§ **The request**
Find the lines with "right" in them and copy them out.

[Raw records]
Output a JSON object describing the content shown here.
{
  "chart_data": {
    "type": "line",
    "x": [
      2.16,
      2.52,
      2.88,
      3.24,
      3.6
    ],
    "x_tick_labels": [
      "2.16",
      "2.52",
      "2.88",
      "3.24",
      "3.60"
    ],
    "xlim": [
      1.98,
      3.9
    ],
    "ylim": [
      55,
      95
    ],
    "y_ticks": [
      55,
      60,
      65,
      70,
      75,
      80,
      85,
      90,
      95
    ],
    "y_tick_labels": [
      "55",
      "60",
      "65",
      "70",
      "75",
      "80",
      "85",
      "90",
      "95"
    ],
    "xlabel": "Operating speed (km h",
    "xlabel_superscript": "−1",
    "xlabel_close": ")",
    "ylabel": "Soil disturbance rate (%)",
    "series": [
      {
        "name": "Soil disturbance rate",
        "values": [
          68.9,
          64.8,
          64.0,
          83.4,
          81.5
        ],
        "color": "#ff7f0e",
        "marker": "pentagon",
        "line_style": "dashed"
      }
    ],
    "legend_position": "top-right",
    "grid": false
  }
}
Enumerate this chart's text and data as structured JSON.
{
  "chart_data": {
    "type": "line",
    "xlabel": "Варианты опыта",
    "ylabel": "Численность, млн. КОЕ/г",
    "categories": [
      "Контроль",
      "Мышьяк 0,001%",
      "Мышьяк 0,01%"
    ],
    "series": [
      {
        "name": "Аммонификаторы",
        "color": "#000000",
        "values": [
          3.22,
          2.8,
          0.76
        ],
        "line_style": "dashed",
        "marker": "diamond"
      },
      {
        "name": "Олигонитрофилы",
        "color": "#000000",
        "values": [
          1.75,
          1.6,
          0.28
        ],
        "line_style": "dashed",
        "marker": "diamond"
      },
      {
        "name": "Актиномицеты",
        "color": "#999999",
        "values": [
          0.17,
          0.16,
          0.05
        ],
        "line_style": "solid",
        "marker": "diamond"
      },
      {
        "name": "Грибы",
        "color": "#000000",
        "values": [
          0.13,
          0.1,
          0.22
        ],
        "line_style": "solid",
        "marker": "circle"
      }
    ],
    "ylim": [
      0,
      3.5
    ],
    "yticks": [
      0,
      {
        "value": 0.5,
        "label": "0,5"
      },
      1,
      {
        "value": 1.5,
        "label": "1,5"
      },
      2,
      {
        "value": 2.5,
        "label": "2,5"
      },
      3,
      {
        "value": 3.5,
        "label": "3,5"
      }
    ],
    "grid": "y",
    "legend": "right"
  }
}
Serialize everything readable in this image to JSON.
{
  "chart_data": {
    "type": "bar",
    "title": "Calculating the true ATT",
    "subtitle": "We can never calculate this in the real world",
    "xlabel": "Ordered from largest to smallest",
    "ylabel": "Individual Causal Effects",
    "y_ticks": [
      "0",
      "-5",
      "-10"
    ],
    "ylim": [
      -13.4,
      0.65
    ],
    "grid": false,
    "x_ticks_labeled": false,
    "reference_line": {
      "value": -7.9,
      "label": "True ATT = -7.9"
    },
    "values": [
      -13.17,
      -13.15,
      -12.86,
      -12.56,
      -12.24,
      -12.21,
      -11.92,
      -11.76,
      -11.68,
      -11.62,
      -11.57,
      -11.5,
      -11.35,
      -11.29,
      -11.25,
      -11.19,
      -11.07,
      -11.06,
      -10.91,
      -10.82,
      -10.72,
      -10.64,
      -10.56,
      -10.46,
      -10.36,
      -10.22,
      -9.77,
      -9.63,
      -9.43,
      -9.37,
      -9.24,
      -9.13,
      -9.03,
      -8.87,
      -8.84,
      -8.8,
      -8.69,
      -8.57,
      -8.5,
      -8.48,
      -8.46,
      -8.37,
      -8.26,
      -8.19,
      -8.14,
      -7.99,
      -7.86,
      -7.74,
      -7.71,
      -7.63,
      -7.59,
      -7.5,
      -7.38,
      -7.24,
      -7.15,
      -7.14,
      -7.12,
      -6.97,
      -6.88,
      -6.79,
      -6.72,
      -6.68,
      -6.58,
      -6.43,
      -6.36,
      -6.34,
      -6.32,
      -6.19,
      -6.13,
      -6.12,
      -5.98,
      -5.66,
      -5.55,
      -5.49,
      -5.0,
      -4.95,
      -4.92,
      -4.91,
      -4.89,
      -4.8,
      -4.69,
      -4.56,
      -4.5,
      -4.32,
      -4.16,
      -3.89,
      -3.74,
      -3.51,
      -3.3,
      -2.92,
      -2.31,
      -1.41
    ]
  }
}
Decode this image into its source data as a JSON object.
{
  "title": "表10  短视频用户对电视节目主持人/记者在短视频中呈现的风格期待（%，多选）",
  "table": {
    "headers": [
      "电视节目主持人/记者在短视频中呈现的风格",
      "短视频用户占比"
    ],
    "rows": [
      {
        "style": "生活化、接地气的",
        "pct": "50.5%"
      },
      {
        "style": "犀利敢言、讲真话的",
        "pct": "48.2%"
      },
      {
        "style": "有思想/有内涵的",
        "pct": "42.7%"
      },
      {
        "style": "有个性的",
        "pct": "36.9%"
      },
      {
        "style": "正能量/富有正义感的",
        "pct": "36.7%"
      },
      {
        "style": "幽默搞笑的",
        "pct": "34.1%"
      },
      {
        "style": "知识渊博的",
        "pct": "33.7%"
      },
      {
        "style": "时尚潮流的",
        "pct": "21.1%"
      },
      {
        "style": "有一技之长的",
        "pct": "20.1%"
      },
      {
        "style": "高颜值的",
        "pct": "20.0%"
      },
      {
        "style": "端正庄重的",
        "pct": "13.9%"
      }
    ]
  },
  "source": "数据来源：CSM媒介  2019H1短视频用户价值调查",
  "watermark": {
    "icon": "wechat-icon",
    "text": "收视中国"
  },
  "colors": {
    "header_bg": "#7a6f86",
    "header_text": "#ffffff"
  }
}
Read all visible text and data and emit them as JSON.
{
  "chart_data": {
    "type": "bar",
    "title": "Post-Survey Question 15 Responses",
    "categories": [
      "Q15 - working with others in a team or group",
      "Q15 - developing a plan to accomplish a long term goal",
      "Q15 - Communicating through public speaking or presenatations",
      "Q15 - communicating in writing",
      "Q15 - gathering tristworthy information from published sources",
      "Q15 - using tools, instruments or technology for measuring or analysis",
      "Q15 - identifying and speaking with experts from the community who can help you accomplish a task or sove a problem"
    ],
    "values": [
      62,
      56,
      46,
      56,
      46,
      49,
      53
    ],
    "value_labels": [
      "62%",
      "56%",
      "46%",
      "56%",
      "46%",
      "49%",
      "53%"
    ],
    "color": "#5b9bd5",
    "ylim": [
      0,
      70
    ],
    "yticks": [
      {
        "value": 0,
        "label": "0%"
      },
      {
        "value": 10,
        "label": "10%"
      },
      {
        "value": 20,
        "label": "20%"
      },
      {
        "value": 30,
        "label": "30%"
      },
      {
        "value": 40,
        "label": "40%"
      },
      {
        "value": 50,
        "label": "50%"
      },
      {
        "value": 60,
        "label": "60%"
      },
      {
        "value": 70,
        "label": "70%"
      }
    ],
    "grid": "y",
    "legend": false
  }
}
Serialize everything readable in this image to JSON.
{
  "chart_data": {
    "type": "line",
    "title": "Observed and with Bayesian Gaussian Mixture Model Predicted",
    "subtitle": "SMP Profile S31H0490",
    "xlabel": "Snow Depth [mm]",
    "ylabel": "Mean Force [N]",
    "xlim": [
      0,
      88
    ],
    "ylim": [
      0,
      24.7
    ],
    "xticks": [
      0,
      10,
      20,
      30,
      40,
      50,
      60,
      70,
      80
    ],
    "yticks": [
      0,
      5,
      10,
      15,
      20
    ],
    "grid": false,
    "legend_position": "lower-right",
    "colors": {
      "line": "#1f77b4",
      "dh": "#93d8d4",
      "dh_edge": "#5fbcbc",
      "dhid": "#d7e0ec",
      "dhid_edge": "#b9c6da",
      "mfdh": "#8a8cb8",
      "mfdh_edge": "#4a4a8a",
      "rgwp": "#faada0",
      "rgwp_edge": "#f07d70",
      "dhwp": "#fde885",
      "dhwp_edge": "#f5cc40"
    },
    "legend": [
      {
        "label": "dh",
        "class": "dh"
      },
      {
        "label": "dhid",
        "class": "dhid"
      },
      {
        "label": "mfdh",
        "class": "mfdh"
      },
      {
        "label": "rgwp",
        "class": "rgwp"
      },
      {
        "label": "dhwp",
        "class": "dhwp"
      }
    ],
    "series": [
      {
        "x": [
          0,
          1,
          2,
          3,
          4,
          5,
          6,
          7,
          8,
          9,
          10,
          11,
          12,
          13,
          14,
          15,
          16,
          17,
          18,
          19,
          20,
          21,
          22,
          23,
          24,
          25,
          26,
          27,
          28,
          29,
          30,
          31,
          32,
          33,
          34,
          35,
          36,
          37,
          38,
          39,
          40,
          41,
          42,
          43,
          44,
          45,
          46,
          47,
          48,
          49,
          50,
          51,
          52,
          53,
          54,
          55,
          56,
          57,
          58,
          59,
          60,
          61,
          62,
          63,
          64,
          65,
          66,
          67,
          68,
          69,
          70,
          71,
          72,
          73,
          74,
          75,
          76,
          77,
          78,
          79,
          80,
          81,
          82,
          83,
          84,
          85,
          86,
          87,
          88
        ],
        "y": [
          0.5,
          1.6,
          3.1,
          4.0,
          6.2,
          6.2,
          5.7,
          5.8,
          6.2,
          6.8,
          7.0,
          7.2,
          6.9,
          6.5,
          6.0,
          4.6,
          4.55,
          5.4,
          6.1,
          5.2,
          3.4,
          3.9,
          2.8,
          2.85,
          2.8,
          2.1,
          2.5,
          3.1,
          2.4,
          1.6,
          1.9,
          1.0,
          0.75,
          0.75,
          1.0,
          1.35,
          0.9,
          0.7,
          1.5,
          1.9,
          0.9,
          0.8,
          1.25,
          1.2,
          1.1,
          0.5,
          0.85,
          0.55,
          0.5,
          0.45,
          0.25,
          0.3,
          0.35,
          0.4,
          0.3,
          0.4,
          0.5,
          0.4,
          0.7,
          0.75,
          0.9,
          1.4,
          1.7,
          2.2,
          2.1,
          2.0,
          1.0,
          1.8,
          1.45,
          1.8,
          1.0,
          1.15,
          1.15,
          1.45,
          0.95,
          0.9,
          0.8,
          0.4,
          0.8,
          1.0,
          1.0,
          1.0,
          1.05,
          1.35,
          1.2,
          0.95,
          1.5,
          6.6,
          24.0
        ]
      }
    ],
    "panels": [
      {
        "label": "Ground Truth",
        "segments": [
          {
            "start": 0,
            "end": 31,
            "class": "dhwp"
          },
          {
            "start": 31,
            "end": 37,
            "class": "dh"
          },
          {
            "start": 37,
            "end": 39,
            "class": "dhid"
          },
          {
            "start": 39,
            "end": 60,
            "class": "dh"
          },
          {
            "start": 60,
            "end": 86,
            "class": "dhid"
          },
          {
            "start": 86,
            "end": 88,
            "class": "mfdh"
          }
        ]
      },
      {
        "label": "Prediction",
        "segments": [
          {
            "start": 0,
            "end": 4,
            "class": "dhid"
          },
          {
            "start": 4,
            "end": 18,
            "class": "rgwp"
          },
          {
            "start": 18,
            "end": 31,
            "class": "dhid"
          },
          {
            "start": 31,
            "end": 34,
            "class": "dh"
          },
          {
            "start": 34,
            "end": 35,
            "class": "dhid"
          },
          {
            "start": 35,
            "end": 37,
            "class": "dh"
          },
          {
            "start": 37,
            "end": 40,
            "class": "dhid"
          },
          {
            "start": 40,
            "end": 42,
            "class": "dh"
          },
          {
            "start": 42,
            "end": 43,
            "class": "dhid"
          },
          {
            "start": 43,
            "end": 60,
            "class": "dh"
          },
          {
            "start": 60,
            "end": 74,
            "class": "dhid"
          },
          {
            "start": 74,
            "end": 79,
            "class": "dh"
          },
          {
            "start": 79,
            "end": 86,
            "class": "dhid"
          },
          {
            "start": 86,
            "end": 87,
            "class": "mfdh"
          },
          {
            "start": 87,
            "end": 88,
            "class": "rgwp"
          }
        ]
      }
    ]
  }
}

§ **Problem solution**
    "legend_position": "top-right",
    "legend": "right"
    "legend_position": "lower-right",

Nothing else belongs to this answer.